◆ Written exercise ◆
Make an exact copy of the records, dropping all pictures.

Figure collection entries
####################
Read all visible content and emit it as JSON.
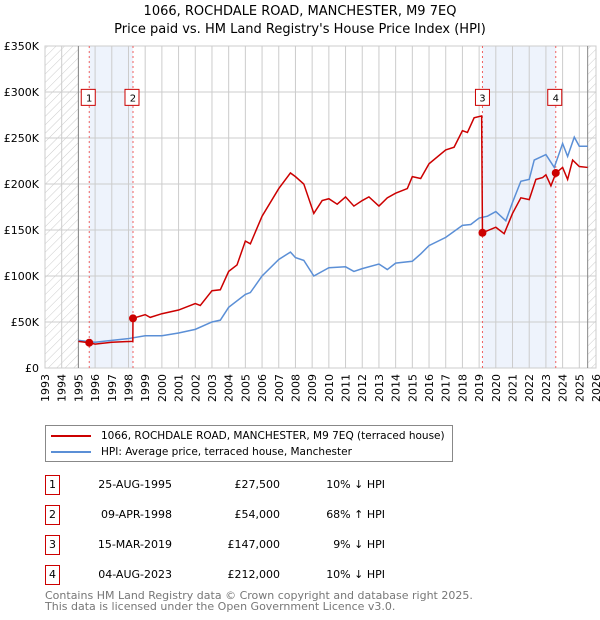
{
  "chart_data": {
    "type": "line",
    "title": "1066, ROCHDALE ROAD, MANCHESTER, M9 7EQ",
    "subtitle": "Price paid vs. HM Land Registry's House Price Index (HPI)",
    "xlim": [
      1993,
      2026
    ],
    "ylim": [
      0,
      350000
    ],
    "x_ticks": [
      "1993",
      "1994",
      "1995",
      "1996",
      "1997",
      "1998",
      "1999",
      "2000",
      "2001",
      "2002",
      "2003",
      "2004",
      "2005",
      "2006",
      "2007",
      "2008",
      "2009",
      "2010",
      "2011",
      "2012",
      "2013",
      "2014",
      "2015",
      "2016",
      "2017",
      "2018",
      "2019",
      "2020",
      "2021",
      "2022",
      "2023",
      "2024",
      "2025",
      "2026"
    ],
    "y_ticks": [
      {
        "v": 0,
        "label": "£0"
      },
      {
        "v": 50000,
        "label": "£50K"
      },
      {
        "v": 100000,
        "label": "£100K"
      },
      {
        "v": 150000,
        "label": "£150K"
      },
      {
        "v": 200000,
        "label": "£200K"
      },
      {
        "v": 250000,
        "label": "£250K"
      },
      {
        "v": 300000,
        "label": "£300K"
      },
      {
        "v": 350000,
        "label": "£350K"
      }
    ],
    "grid": true,
    "series": [
      {
        "name": "1066, ROCHDALE ROAD, MANCHESTER, M9 7EQ (terraced house)",
        "color": "#cc0000",
        "x": [
          1995,
          1995.65,
          1996,
          1997,
          1998.26,
          1998.27,
          1999,
          1999.3,
          2000,
          2001,
          2002,
          2002.3,
          2003,
          2003.5,
          2004,
          2004.5,
          2005,
          2005.3,
          2006,
          2007,
          2007.7,
          2008,
          2008.5,
          2009.1,
          2009.6,
          2010,
          2010.5,
          2011,
          2011.5,
          2012,
          2012.4,
          2013,
          2013.5,
          2014,
          2014.7,
          2015,
          2015.5,
          2016,
          2017,
          2017.5,
          2018,
          2018.3,
          2018.7,
          2019.15,
          2019.2,
          2020,
          2020.5,
          2021,
          2021.5,
          2022,
          2022.4,
          2022.8,
          2023,
          2023.3,
          2023.6,
          2024,
          2024.3,
          2024.6,
          2025,
          2025.5
        ],
        "y": [
          29000,
          27500,
          26000,
          28000,
          29000,
          54000,
          58000,
          55000,
          59000,
          63000,
          70000,
          68000,
          84000,
          85000,
          105000,
          112000,
          138000,
          135000,
          165000,
          195000,
          212000,
          208000,
          200000,
          168000,
          182000,
          184000,
          178000,
          186000,
          176000,
          182000,
          186000,
          176000,
          185000,
          190000,
          195000,
          208000,
          206000,
          222000,
          237000,
          240000,
          258000,
          256000,
          272000,
          274000,
          147000,
          153000,
          146000,
          168000,
          185000,
          183000,
          205000,
          207000,
          210000,
          198000,
          212000,
          218000,
          205000,
          226000,
          219000,
          218000
        ]
      },
      {
        "name": "HPI: Average price, terraced house, Manchester",
        "color": "#5b8fd6",
        "x": [
          1995,
          1996,
          1997,
          1998,
          1999,
          2000,
          2001,
          2002,
          2003,
          2003.5,
          2004,
          2005,
          2005.3,
          2006,
          2007,
          2007.7,
          2008,
          2008.5,
          2009.1,
          2010,
          2011,
          2011.5,
          2012,
          2013,
          2013.5,
          2014,
          2015,
          2015.5,
          2016,
          2017,
          2018,
          2018.5,
          2019,
          2019.5,
          2020,
          2020.6,
          2021,
          2021.5,
          2022,
          2022.3,
          2023,
          2023.5,
          2024,
          2024.3,
          2024.7,
          2025,
          2025.5
        ],
        "y": [
          30000,
          28000,
          30000,
          32000,
          35000,
          35000,
          38000,
          42000,
          50000,
          52000,
          66000,
          80000,
          82000,
          100000,
          118000,
          126000,
          120000,
          117000,
          100000,
          109000,
          110000,
          105000,
          108000,
          113000,
          107000,
          114000,
          116000,
          124000,
          133000,
          142000,
          155000,
          156000,
          163000,
          165000,
          170000,
          160000,
          180000,
          203000,
          205000,
          226000,
          232000,
          218000,
          244000,
          230000,
          251000,
          241000,
          241000
        ]
      }
    ],
    "sales": [
      {
        "n": "1",
        "x": 1995.65,
        "y": 27500,
        "date": "25-AUG-1995",
        "price": "£27,500",
        "hpi": "10% ↓ HPI"
      },
      {
        "n": "2",
        "x": 1998.27,
        "y": 54000,
        "date": "09-APR-1998",
        "price": "£54,000",
        "hpi": "68% ↑ HPI"
      },
      {
        "n": "3",
        "x": 2019.2,
        "y": 147000,
        "date": "15-MAR-2019",
        "price": "£147,000",
        "hpi": "9% ↓ HPI"
      },
      {
        "n": "4",
        "x": 2023.59,
        "y": 212000,
        "date": "04-AUG-2023",
        "price": "£212,000",
        "hpi": "10% ↓ HPI"
      }
    ],
    "shaded_ranges": [
      [
        1995.65,
        1998.27
      ],
      [
        2019.2,
        2023.59
      ]
    ],
    "hatched_ranges": [
      [
        1993,
        1995
      ],
      [
        2025.5,
        2026
      ]
    ]
  },
  "footer": {
    "line1": "Contains HM Land Registry data © Crown copyright and database right 2025.",
    "line2": "This data is licensed under the Open Government Licence v3.0."
  }
}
####################
◆ Solution for this exercise ◆
Read all visible content and emit it as JSON.
{
  "chart_data": {
    "type": "line",
    "title": "1066, ROCHDALE ROAD, MANCHESTER, M9 7EQ",
    "subtitle": "Price paid vs. HM Land Registry's House Price Index (HPI)",
    "xlim": [
      1993,
      2026
    ],
    "ylim": [
      0,
      350000
    ],
    "x_ticks": [
      "1993",
      "1994",
      "1995",
      "1996",
      "1997",
      "1998",
      "1999",
      "2000",
      "2001",
      "2002",
      "2003",
      "2004",
      "2005",
      "2006",
      "2007",
      "2008",
      "2009",
      "2010",
      "2011",
      "2012",
      "2013",
      "2014",
      "2015",
      "2016",
      "2017",
      "2018",
      "2019",
      "2020",
      "2021",
      "2022",
      "2023",
      "2024",
      "2025",
      "2026"
    ],
    "y_ticks": [
      {
        "v": 0,
        "label": "£0"
      },
      {
        "v": 50000,
        "label": "£50K"
      },
      {
        "v": 100000,
        "label": "£100K"
      },
      {
        "v": 150000,
        "label": "£150K"
      },
      {
        "v": 200000,
        "label": "£200K"
      },
      {
        "v": 250000,
        "label": "£250K"
      },
      {
        "v": 300000,
        "label": "£300K"
      },
      {
        "v": 350000,
        "label": "£350K"
      }
    ],
    "grid": true,
    "series": [
      {
        "name": "1066, ROCHDALE ROAD, MANCHESTER, M9 7EQ (terraced house)",
        "color": "#cc0000",
        "x": [
          1995,
          1995.65,
          1996,
          1997,
          1998.26,
          1998.27,
          1999,
          1999.3,
          2000,
          2001,
          2002,
          2002.3,
          2003,
          2003.5,
          2004,
          2004.5,
          2005,
          2005.3,
          2006,
          2007,
          2007.7,
          2008,
          2008.5,
          2009.1,
          2009.6,
          2010,
          2010.5,
          2011,
          2011.5,
          2012,
          2012.4,
          2013,
          2013.5,
          2014,
          2014.7,
          2015,
          2015.5,
          2016,
          2017,
          2017.5,
          2018,
          2018.3,
          2018.7,
          2019.15,
          2019.2,
          2020,
          2020.5,
          2021,
          2021.5,
          2022,
          2022.4,
          2022.8,
          2023,
          2023.3,
          2023.6,
          2024,
          2024.3,
          2024.6,
          2025,
          2025.5
        ],
        "y": [
          29000,
          27500,
          26000,
          28000,
          29000,
          54000,
          58000,
          55000,
          59000,
          63000,
          70000,
          68000,
          84000,
          85000,
          105000,
          112000,
          138000,
          135000,
          165000,
          195000,
          212000,
          208000,
          200000,
          168000,
          182000,
          184000,
          178000,
          186000,
          176000,
          182000,
          186000,
          176000,
          185000,
          190000,
          195000,
          208000,
          206000,
          222000,
          237000,
          240000,
          258000,
          256000,
          272000,
          274000,
          147000,
          153000,
          146000,
          168000,
          185000,
          183000,
          205000,
          207000,
          210000,
          198000,
          212000,
          218000,
          205000,
          226000,
          219000,
          218000
        ]
      },
      {
        "name": "HPI: Average price, terraced house, Manchester",
        "color": "#5b8fd6",
        "x": [
          1995,
          1996,
          1997,
          1998,
          1999,
          2000,
          2001,
          2002,
          2003,
          2003.5,
          2004,
          2005,
          2005.3,
          2006,
          2007,
          2007.7,
          2008,
          2008.5,
          2009.1,
          2010,
          2011,
          2011.5,
          2012,
          2013,
          2013.5,
          2014,
          2015,
          2015.5,
          2016,
          2017,
          2018,
          2018.5,
          2019,
          2019.5,
          2020,
          2020.6,
          2021,
          2021.5,
          2022,
          2022.3,
          2023,
          2023.5,
          2024,
          2024.3,
          2024.7,
          2025,
          2025.5
        ],
        "y": [
          30000,
          28000,
          30000,
          32000,
          35000,
          35000,
          38000,
          42000,
          50000,
          52000,
          66000,
          80000,
          82000,
          100000,
          118000,
          126000,
          120000,
          117000,
          100000,
          109000,
          110000,
          105000,
          108000,
          113000,
          107000,
          114000,
          116000,
          124000,
          133000,
          142000,
          155000,
          156000,
          163000,
          165000,
          170000,
          160000,
          180000,
          203000,
          205000,
          226000,
          232000,
          218000,
          244000,
          230000,
          251000,
          241000,
          241000
        ]
      }
    ],
    "sales": [
      {
        "n": "1",
        "x": 1995.65,
        "y": 27500,
        "date": "25-AUG-1995",
        "price": "£27,500",
        "hpi": "10% ↓ HPI"
      },
      {
        "n": "2",
        "x": 1998.27,
        "y": 54000,
        "date": "09-APR-1998",
        "price": "£54,000",
        "hpi": "68% ↑ HPI"
      },
      {
        "n": "3",
        "x": 2019.2,
        "y": 147000,
        "date": "15-MAR-2019",
        "price": "£147,000",
        "hpi": "9% ↓ HPI"
      },
      {
        "n": "4",
        "x": 2023.59,
        "y": 212000,
        "date": "04-AUG-2023",
        "price": "£212,000",
        "hpi": "10% ↓ HPI"
      }
    ],
    "shaded_ranges": [
      [
        1995.65,
        1998.27
      ],
      [
        2019.2,
        2023.59
      ]
    ],
    "hatched_ranges": [
      [
        1993,
        1995
      ],
      [
        2025.5,
        2026
      ]
    ]
  },
  "footer": {
    "line1": "Contains HM Land Registry data © Crown copyright and database right 2025.",
    "line2": "This data is licensed under the Open Government Licence v3.0."
  }
}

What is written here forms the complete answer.